• Requirements
Find the line containing "Decode this image", then print it and each following line through the end of the records, exactly and with nothing added; leave out any pictures.

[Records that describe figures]
○ ○ ○ ○ ○ ○ ○
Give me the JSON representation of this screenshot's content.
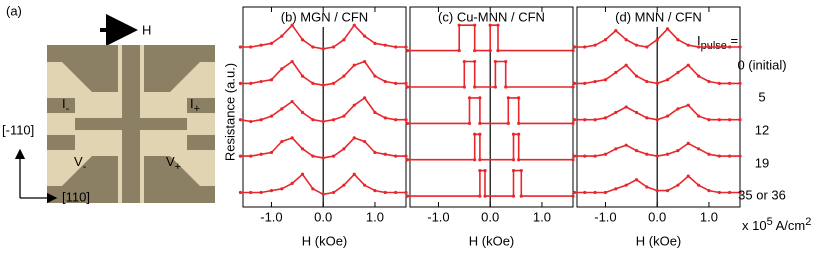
{
  "micrograph": {
    "label": "(a)",
    "field": "H",
    "i_minus": {
      "main": "I",
      "sub": "-"
    },
    "i_plus": {
      "main": "I",
      "sub": "+"
    },
    "v_minus": {
      "main": "V",
      "sub": "-"
    },
    "v_plus": {
      "main": "V",
      "sub": "+"
    },
    "axis_vertical": "[-110]",
    "axis_horizontal": "[110]"
  },
  "chart_data": [
    {
      "type": "line",
      "title": "(b) MGN / CFN",
      "ylabel": "Resistance (a.u.)",
      "xlabel": "H (kOe)",
      "xlim": [
        -1.55,
        1.6
      ],
      "ylim": [
        -0.3,
        5.2
      ],
      "xticks": [
        {
          "value": -1,
          "label": "-1.0"
        },
        {
          "value": 0,
          "label": "0.0"
        },
        {
          "value": 1,
          "label": "1.0"
        }
      ],
      "x": [
        -1.6,
        -1.4,
        -1.2,
        -1.0,
        -0.8,
        -0.6,
        -0.4,
        -0.2,
        0,
        0.2,
        0.4,
        0.6,
        0.8,
        1.0,
        1.2,
        1.4,
        1.6
      ],
      "series": [
        {
          "color": "#e8262b",
          "values": [
            4.1,
            4.1,
            4.15,
            4.2,
            4.4,
            4.7,
            4.3,
            4.1,
            4.05,
            4.1,
            4.3,
            4.7,
            4.4,
            4.2,
            4.15,
            4.1,
            4.1
          ]
        },
        {
          "color": "#e8262b",
          "values": [
            3.1,
            3.1,
            3.15,
            3.2,
            3.5,
            3.7,
            3.3,
            3.1,
            3.05,
            3.1,
            3.3,
            3.6,
            3.7,
            3.3,
            3.15,
            3.1,
            3.1
          ]
        },
        {
          "color": "#e8262b",
          "values": [
            2.1,
            2.05,
            2.1,
            2.2,
            2.4,
            2.6,
            2.3,
            2.1,
            2.05,
            2.1,
            2.2,
            2.5,
            2.7,
            2.3,
            2.15,
            2.1,
            2.1
          ]
        },
        {
          "color": "#e8262b",
          "values": [
            1.1,
            1.1,
            1.15,
            1.2,
            1.5,
            1.6,
            1.3,
            1.1,
            1.05,
            1.1,
            1.3,
            1.6,
            1.5,
            1.2,
            1.15,
            1.1,
            1.1
          ]
        },
        {
          "color": "#e8262b",
          "values": [
            0.1,
            0.1,
            0.1,
            0.15,
            0.2,
            0.35,
            0.6,
            0.2,
            0.05,
            0.1,
            0.3,
            0.6,
            0.3,
            0.15,
            0.1,
            0.1,
            0.1
          ]
        }
      ]
    },
    {
      "type": "line",
      "title": "(c) Cu-MNN / CFN",
      "xlabel": "H (kOe)",
      "xlim": [
        -1.55,
        1.6
      ],
      "ylim": [
        -0.3,
        5.2
      ],
      "xticks": [
        {
          "value": -1,
          "label": "-1.0"
        },
        {
          "value": 0,
          "label": "0.0"
        },
        {
          "value": 1,
          "label": "1.0"
        }
      ],
      "series": [
        {
          "color": "#e8262b",
          "x": [
            -1.6,
            -0.6,
            -0.6,
            -0.3,
            -0.3,
            0.0,
            0.0,
            0.15,
            0.15,
            1.6
          ],
          "values": [
            4,
            4,
            4.7,
            4.7,
            4,
            4,
            4.7,
            4.7,
            4,
            4
          ]
        },
        {
          "color": "#e8262b",
          "x": [
            -1.6,
            -0.5,
            -0.5,
            -0.3,
            -0.3,
            0.1,
            0.1,
            0.3,
            0.3,
            1.6
          ],
          "values": [
            3,
            3,
            3.7,
            3.7,
            3,
            3,
            3.7,
            3.7,
            3,
            3
          ]
        },
        {
          "color": "#e8262b",
          "x": [
            -1.6,
            -0.4,
            -0.4,
            -0.2,
            -0.2,
            0.35,
            0.35,
            0.55,
            0.55,
            1.6
          ],
          "values": [
            2,
            2,
            2.7,
            2.7,
            2,
            2,
            2.7,
            2.7,
            2,
            2
          ]
        },
        {
          "color": "#e8262b",
          "x": [
            -1.6,
            -0.3,
            -0.3,
            -0.2,
            -0.2,
            0.45,
            0.45,
            0.55,
            0.55,
            1.6
          ],
          "values": [
            1,
            1,
            1.7,
            1.7,
            1,
            1,
            1.7,
            1.7,
            1,
            1
          ]
        },
        {
          "color": "#e8262b",
          "x": [
            -1.6,
            -0.2,
            -0.2,
            -0.1,
            -0.1,
            0.45,
            0.45,
            0.6,
            0.6,
            1.6
          ],
          "values": [
            0,
            0,
            0.7,
            0.7,
            0,
            0,
            0.7,
            0.7,
            0,
            0
          ]
        }
      ]
    },
    {
      "type": "line",
      "title": "(d) MNN / CFN",
      "xlabel": "H (kOe)",
      "xlim": [
        -1.55,
        1.6
      ],
      "ylim": [
        -0.3,
        5.2
      ],
      "xticks": [
        {
          "value": -1,
          "label": "-1.0"
        },
        {
          "value": 0,
          "label": "0.0"
        },
        {
          "value": 1,
          "label": "1.0"
        }
      ],
      "x": [
        -1.6,
        -1.4,
        -1.2,
        -1.0,
        -0.8,
        -0.6,
        -0.4,
        -0.2,
        0,
        0.2,
        0.4,
        0.6,
        0.8,
        1.0,
        1.2,
        1.4,
        1.6
      ],
      "series": [
        {
          "color": "#e8262b",
          "values": [
            4.1,
            4.1,
            4.15,
            4.3,
            4.55,
            4.3,
            4.15,
            4.1,
            4.3,
            4.6,
            4.3,
            4.15,
            4.1,
            4.1,
            4.1,
            4.1,
            4.1
          ]
        },
        {
          "color": "#e8262b",
          "values": [
            3.1,
            3.1,
            3.15,
            3.2,
            3.4,
            3.6,
            3.3,
            3.15,
            3.1,
            3.2,
            3.4,
            3.6,
            3.3,
            3.15,
            3.1,
            3.1,
            3.1
          ]
        },
        {
          "color": "#e8262b",
          "values": [
            2.1,
            2.1,
            2.1,
            2.15,
            2.3,
            2.45,
            2.3,
            2.15,
            2.1,
            2.2,
            2.4,
            2.5,
            2.2,
            2.1,
            2.1,
            2.1,
            2.1
          ]
        },
        {
          "color": "#e8262b",
          "values": [
            1.1,
            1.1,
            1.1,
            1.15,
            1.3,
            1.4,
            1.25,
            1.15,
            1.1,
            1.15,
            1.25,
            1.45,
            1.3,
            1.15,
            1.1,
            1.1,
            1.1
          ]
        },
        {
          "color": "#e8262b",
          "values": [
            0.1,
            0.1,
            0.1,
            0.1,
            0.2,
            0.3,
            0.45,
            0.25,
            0.15,
            0.15,
            0.3,
            0.55,
            0.3,
            0.15,
            0.1,
            0.1,
            0.1
          ]
        }
      ]
    }
  ],
  "pulse_legend": {
    "title": "I",
    "title_sub": "pulse",
    "title_suffix": " =",
    "labels": [
      "0 (initial)",
      "5",
      "12",
      "19",
      "35 or 36"
    ],
    "unit": {
      "text": "x 10",
      "sup": "5",
      "text2": " A/cm",
      "sup2": "2"
    }
  }
}
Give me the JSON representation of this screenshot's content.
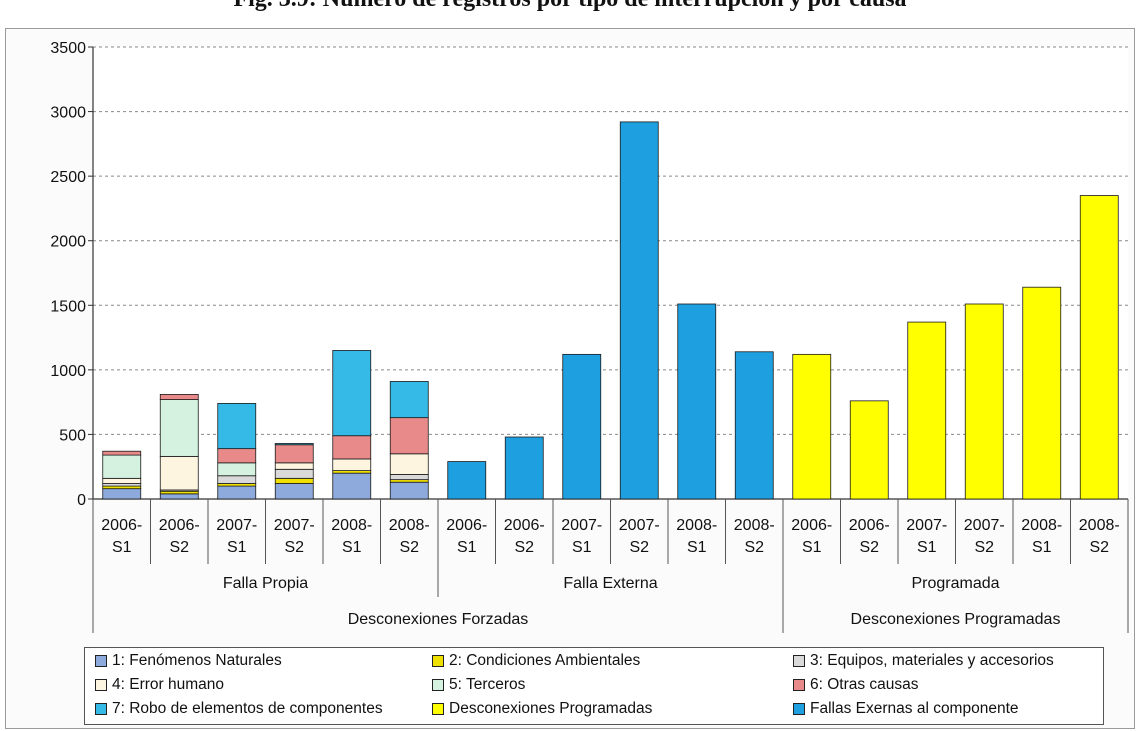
{
  "figure_title": "Fig. 3.9: Número de registros por tipo de interrupción y por causa",
  "chart_data": {
    "type": "bar",
    "stacked": true,
    "grid": true,
    "ylim": [
      0,
      3500
    ],
    "yticks": [
      0,
      500,
      1000,
      1500,
      2000,
      2500,
      3000,
      3500
    ],
    "categories": [
      {
        "top": "2006-",
        "bottom": "S1",
        "group": "Falla Propia",
        "supergroup": "Desconexiones Forzadas"
      },
      {
        "top": "2006-",
        "bottom": "S2",
        "group": "Falla Propia",
        "supergroup": "Desconexiones Forzadas"
      },
      {
        "top": "2007-",
        "bottom": "S1",
        "group": "Falla Propia",
        "supergroup": "Desconexiones Forzadas"
      },
      {
        "top": "2007-",
        "bottom": "S2",
        "group": "Falla Propia",
        "supergroup": "Desconexiones Forzadas"
      },
      {
        "top": "2008-",
        "bottom": "S1",
        "group": "Falla Propia",
        "supergroup": "Desconexiones Forzadas"
      },
      {
        "top": "2008-",
        "bottom": "S2",
        "group": "Falla Propia",
        "supergroup": "Desconexiones Forzadas"
      },
      {
        "top": "2006-",
        "bottom": "S1",
        "group": "Falla Externa",
        "supergroup": "Desconexiones Forzadas"
      },
      {
        "top": "2006-",
        "bottom": "S2",
        "group": "Falla Externa",
        "supergroup": "Desconexiones Forzadas"
      },
      {
        "top": "2007-",
        "bottom": "S1",
        "group": "Falla Externa",
        "supergroup": "Desconexiones Forzadas"
      },
      {
        "top": "2007-",
        "bottom": "S2",
        "group": "Falla Externa",
        "supergroup": "Desconexiones Forzadas"
      },
      {
        "top": "2008-",
        "bottom": "S1",
        "group": "Falla Externa",
        "supergroup": "Desconexiones Forzadas"
      },
      {
        "top": "2008-",
        "bottom": "S2",
        "group": "Falla Externa",
        "supergroup": "Desconexiones Forzadas"
      },
      {
        "top": "2006-",
        "bottom": "S1",
        "group": "Programada",
        "supergroup": "Desconexiones Programadas"
      },
      {
        "top": "2006-",
        "bottom": "S2",
        "group": "Programada",
        "supergroup": "Desconexiones Programadas"
      },
      {
        "top": "2007-",
        "bottom": "S1",
        "group": "Programada",
        "supergroup": "Desconexiones Programadas"
      },
      {
        "top": "2007-",
        "bottom": "S2",
        "group": "Programada",
        "supergroup": "Desconexiones Programadas"
      },
      {
        "top": "2008-",
        "bottom": "S1",
        "group": "Programada",
        "supergroup": "Desconexiones Programadas"
      },
      {
        "top": "2008-",
        "bottom": "S2",
        "group": "Programada",
        "supergroup": "Desconexiones Programadas"
      }
    ],
    "groups": [
      {
        "label": "Falla Propia",
        "span": 6
      },
      {
        "label": "Falla Externa",
        "span": 6
      },
      {
        "label": "Programada",
        "span": 6
      }
    ],
    "supergroups": [
      {
        "label": "Desconexiones Forzadas",
        "span": 12
      },
      {
        "label": "Desconexiones Programadas",
        "span": 6
      }
    ],
    "series": [
      {
        "name": "1: Fenómenos Naturales",
        "color": "#8ea9db",
        "values": [
          80,
          40,
          100,
          120,
          200,
          130,
          0,
          0,
          0,
          0,
          0,
          0,
          0,
          0,
          0,
          0,
          0,
          0
        ]
      },
      {
        "name": "2: Condiciones Ambientales",
        "color": "#f0e000",
        "values": [
          20,
          20,
          20,
          40,
          20,
          20,
          0,
          0,
          0,
          0,
          0,
          0,
          0,
          0,
          0,
          0,
          0,
          0
        ]
      },
      {
        "name": "3: Equipos, materiales y accesorios",
        "color": "#d9d9d9",
        "values": [
          20,
          10,
          60,
          70,
          0,
          40,
          0,
          0,
          0,
          0,
          0,
          0,
          0,
          0,
          0,
          0,
          0,
          0
        ]
      },
      {
        "name": "4: Error humano",
        "color": "#fdf5e0",
        "values": [
          40,
          260,
          0,
          50,
          90,
          160,
          0,
          0,
          0,
          0,
          0,
          0,
          0,
          0,
          0,
          0,
          0,
          0
        ]
      },
      {
        "name": "5: Terceros",
        "color": "#d4f2df",
        "values": [
          180,
          440,
          100,
          0,
          0,
          0,
          0,
          0,
          0,
          0,
          0,
          0,
          0,
          0,
          0,
          0,
          0,
          0
        ]
      },
      {
        "name": "6: Otras causas",
        "color": "#e88a8a",
        "values": [
          30,
          40,
          110,
          140,
          180,
          280,
          0,
          0,
          0,
          0,
          0,
          0,
          0,
          0,
          0,
          0,
          0,
          0
        ]
      },
      {
        "name": "7: Robo de elementos de componentes",
        "color": "#35b9e6",
        "values": [
          0,
          0,
          350,
          10,
          660,
          280,
          0,
          0,
          0,
          0,
          0,
          0,
          0,
          0,
          0,
          0,
          0,
          0
        ]
      },
      {
        "name": "Desconexiones Programadas",
        "color": "#ffff00",
        "values": [
          0,
          0,
          0,
          0,
          0,
          0,
          0,
          0,
          0,
          0,
          0,
          0,
          1120,
          760,
          1370,
          1510,
          1640,
          2350
        ]
      },
      {
        "name": "Fallas Exernas al componente",
        "color": "#1e9fe0",
        "values": [
          0,
          0,
          0,
          0,
          0,
          0,
          290,
          480,
          1120,
          2920,
          1510,
          1140,
          0,
          0,
          0,
          0,
          0,
          0
        ]
      }
    ]
  }
}
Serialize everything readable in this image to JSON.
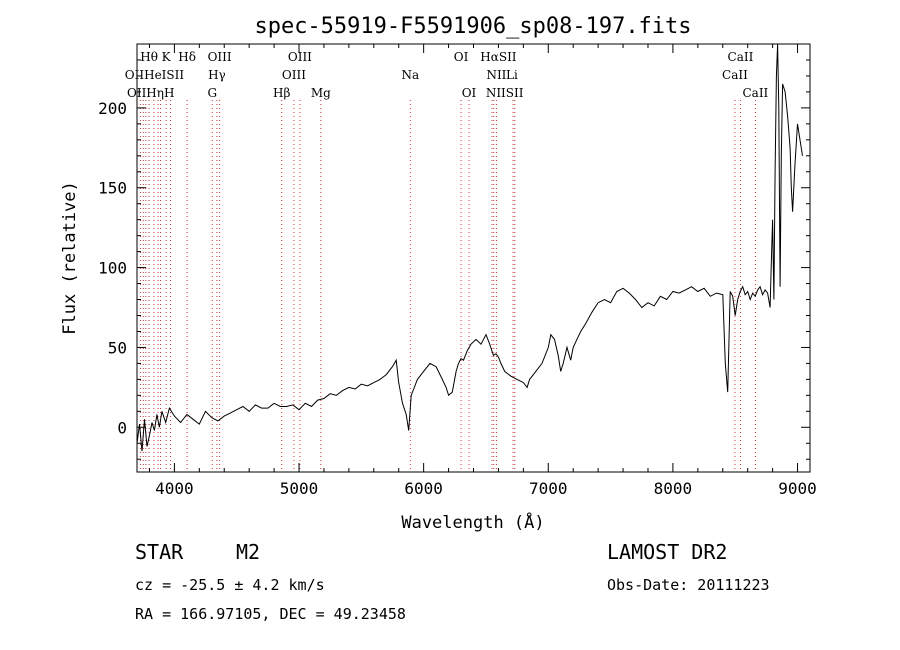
{
  "chart_data": {
    "type": "line",
    "title": "spec-55919-F5591906_sp08-197.fits",
    "xlabel": "Wavelength (Å)",
    "ylabel": "Flux (relative)",
    "xlim": [
      3700,
      9100
    ],
    "ylim": [
      -28,
      240
    ],
    "xticks": [
      4000,
      5000,
      6000,
      7000,
      8000,
      9000
    ],
    "yticks": [
      0,
      50,
      100,
      150,
      200
    ],
    "grid": false,
    "series": [
      {
        "x": [
          3700,
          3720,
          3740,
          3760,
          3780,
          3800,
          3820,
          3840,
          3860,
          3880,
          3900,
          3930,
          3960,
          4000,
          4050,
          4100,
          4150,
          4200,
          4250,
          4300,
          4350,
          4400,
          4450,
          4500,
          4550,
          4600,
          4650,
          4700,
          4750,
          4800,
          4850,
          4900,
          4950,
          5000,
          5050,
          5100,
          5150,
          5200,
          5250,
          5300,
          5350,
          5400,
          5450,
          5500,
          5550,
          5600,
          5650,
          5700,
          5750,
          5780,
          5800,
          5830,
          5860,
          5880,
          5900,
          5920,
          5950,
          6000,
          6050,
          6100,
          6150,
          6180,
          6200,
          6230,
          6260,
          6280,
          6300,
          6320,
          6350,
          6380,
          6420,
          6460,
          6500,
          6530,
          6560,
          6580,
          6600,
          6620,
          6650,
          6700,
          6750,
          6800,
          6830,
          6850,
          6900,
          6950,
          7000,
          7020,
          7050,
          7080,
          7100,
          7120,
          7150,
          7180,
          7200,
          7230,
          7260,
          7300,
          7350,
          7400,
          7450,
          7500,
          7550,
          7600,
          7650,
          7700,
          7750,
          7800,
          7850,
          7900,
          7950,
          8000,
          8050,
          8100,
          8150,
          8200,
          8250,
          8300,
          8350,
          8400,
          8420,
          8440,
          8460,
          8480,
          8500,
          8520,
          8540,
          8560,
          8580,
          8600,
          8620,
          8640,
          8660,
          8680,
          8700,
          8720,
          8740,
          8760,
          8780,
          8790,
          8800,
          8810,
          8820,
          8830,
          8840,
          8850,
          8860,
          8870,
          8880,
          8900,
          8920,
          8940,
          8950,
          8960,
          8980,
          9000,
          9040
        ],
        "y": [
          -10,
          2,
          -15,
          5,
          -12,
          -5,
          3,
          -2,
          8,
          0,
          10,
          3,
          12,
          7,
          3,
          8,
          5,
          2,
          10,
          6,
          4,
          7,
          9,
          11,
          13,
          10,
          14,
          12,
          12,
          15,
          13,
          13,
          14,
          11,
          15,
          13,
          17,
          18,
          21,
          20,
          23,
          25,
          24,
          27,
          26,
          28,
          30,
          33,
          38,
          42,
          28,
          15,
          8,
          -2,
          20,
          24,
          30,
          35,
          40,
          38,
          30,
          25,
          20,
          22,
          35,
          40,
          43,
          42,
          48,
          52,
          55,
          52,
          58,
          52,
          45,
          46,
          44,
          40,
          35,
          32,
          30,
          28,
          25,
          30,
          35,
          40,
          50,
          58,
          55,
          45,
          35,
          40,
          50,
          42,
          50,
          55,
          60,
          65,
          72,
          78,
          80,
          78,
          85,
          87,
          84,
          80,
          75,
          78,
          76,
          82,
          80,
          85,
          84,
          86,
          88,
          85,
          87,
          82,
          84,
          83,
          40,
          22,
          85,
          82,
          70,
          80,
          85,
          88,
          83,
          85,
          80,
          84,
          82,
          86,
          88,
          83,
          86,
          84,
          75,
          105,
          130,
          80,
          160,
          220,
          240,
          200,
          88,
          170,
          215,
          210,
          195,
          175,
          150,
          135,
          165,
          190,
          170
        ]
      }
    ],
    "line_labels_top": [
      {
        "text": "Hθ",
        "x": 3797
      },
      {
        "text": "K",
        "x": 3934
      },
      {
        "text": "Hδ",
        "x": 4102
      },
      {
        "text": "OIII",
        "x": 4363
      },
      {
        "text": "OIII",
        "x": 5007
      },
      {
        "text": "OI",
        "x": 6300
      },
      {
        "text": "HαSII",
        "x": 6600
      },
      {
        "text": "CaII",
        "x": 8542
      }
    ],
    "line_labels_mid": [
      {
        "text": "OIIHeISII",
        "x": 3840
      },
      {
        "text": "Hγ",
        "x": 4341
      },
      {
        "text": "OIII",
        "x": 4959
      },
      {
        "text": "Na",
        "x": 5893
      },
      {
        "text": "NII",
        "x": 6584
      },
      {
        "text": "Li",
        "x": 6708
      },
      {
        "text": "CaII",
        "x": 8498
      }
    ],
    "line_labels_low": [
      {
        "text": "OIIHηH",
        "x": 3810
      },
      {
        "text": "G",
        "x": 4304
      },
      {
        "text": "Hβ",
        "x": 4861
      },
      {
        "text": "Mg",
        "x": 5175
      },
      {
        "text": "OI",
        "x": 6364
      },
      {
        "text": "NIISII",
        "x": 6650
      },
      {
        "text": "CaII",
        "x": 8662
      }
    ],
    "line_markers": [
      3727,
      3750,
      3771,
      3797,
      3835,
      3869,
      3889,
      3934,
      3969,
      4102,
      4304,
      4341,
      4363,
      4861,
      4959,
      5007,
      5175,
      5893,
      6300,
      6364,
      6548,
      6563,
      6584,
      6717,
      6731,
      8498,
      8542,
      8662
    ]
  },
  "footer": {
    "object_type": "STAR",
    "subclass": "M2",
    "cz": "cz = -25.5 ± 4.2 km/s",
    "radec": "RA = 166.97105, DEC =  49.23458",
    "survey": "LAMOST DR2",
    "obs_date": "Obs-Date: 20111223"
  }
}
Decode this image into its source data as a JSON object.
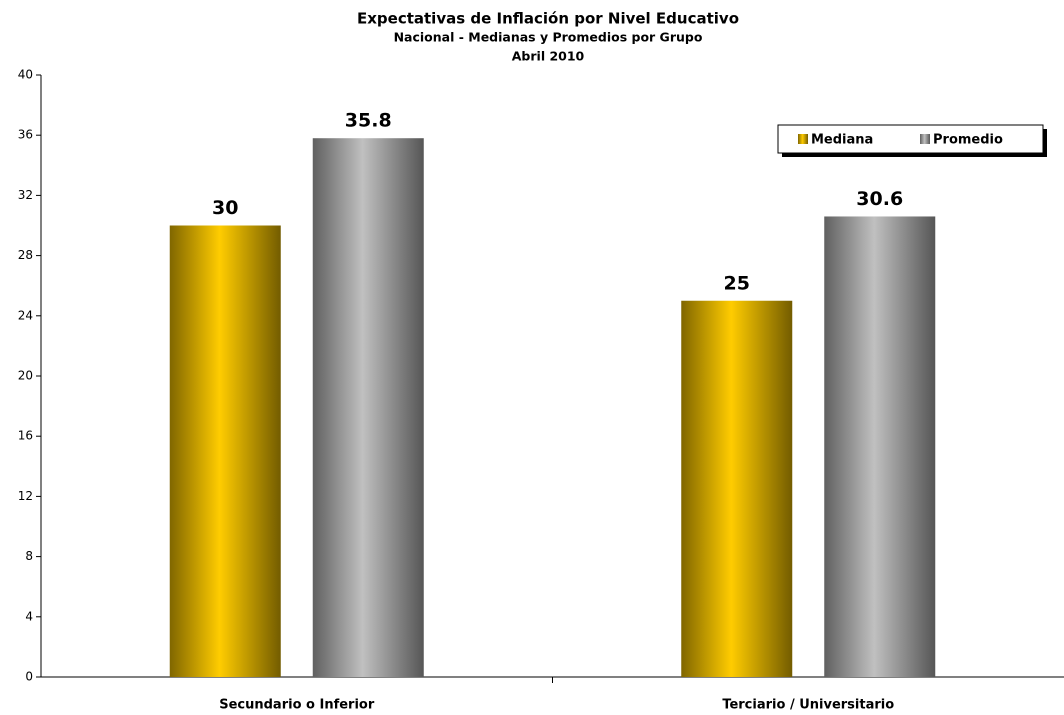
{
  "chart_data": {
    "type": "bar",
    "title": "Expectativas de Inflación por Nivel Educativo",
    "subtitle": "Nacional - Medianas y Promedios por Grupo",
    "date_label": "Abril 2010",
    "categories": [
      "Secundario o Inferior",
      "Terciario / Universitario"
    ],
    "series": [
      {
        "name": "Mediana",
        "color": "#FFCC00",
        "values": [
          30,
          25
        ]
      },
      {
        "name": "Promedio",
        "color": "#C0C0C0",
        "values": [
          35.8,
          30.6
        ]
      }
    ],
    "ylim": [
      0,
      40
    ],
    "yticks": [
      0,
      4,
      8,
      12,
      16,
      20,
      24,
      28,
      32,
      36,
      40
    ],
    "grid": false,
    "legend": "top-right"
  }
}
○ ○ ○ ○ ○ ○ ○
• Solution to this exercise
Decode this image into its source data as a JSON object.
{
  "chart_data": {
    "type": "bar",
    "title": "Expectativas de Inflación por Nivel Educativo",
    "subtitle": "Nacional - Medianas y Promedios por Grupo",
    "date_label": "Abril 2010",
    "categories": [
      "Secundario o Inferior",
      "Terciario / Universitario"
    ],
    "series": [
      {
        "name": "Mediana",
        "color": "#FFCC00",
        "values": [
          30,
          25
        ]
      },
      {
        "name": "Promedio",
        "color": "#C0C0C0",
        "values": [
          35.8,
          30.6
        ]
      }
    ],
    "ylim": [
      0,
      40
    ],
    "yticks": [
      0,
      4,
      8,
      12,
      16,
      20,
      24,
      28,
      32,
      36,
      40
    ],
    "grid": false,
    "legend": "top-right"
  }
}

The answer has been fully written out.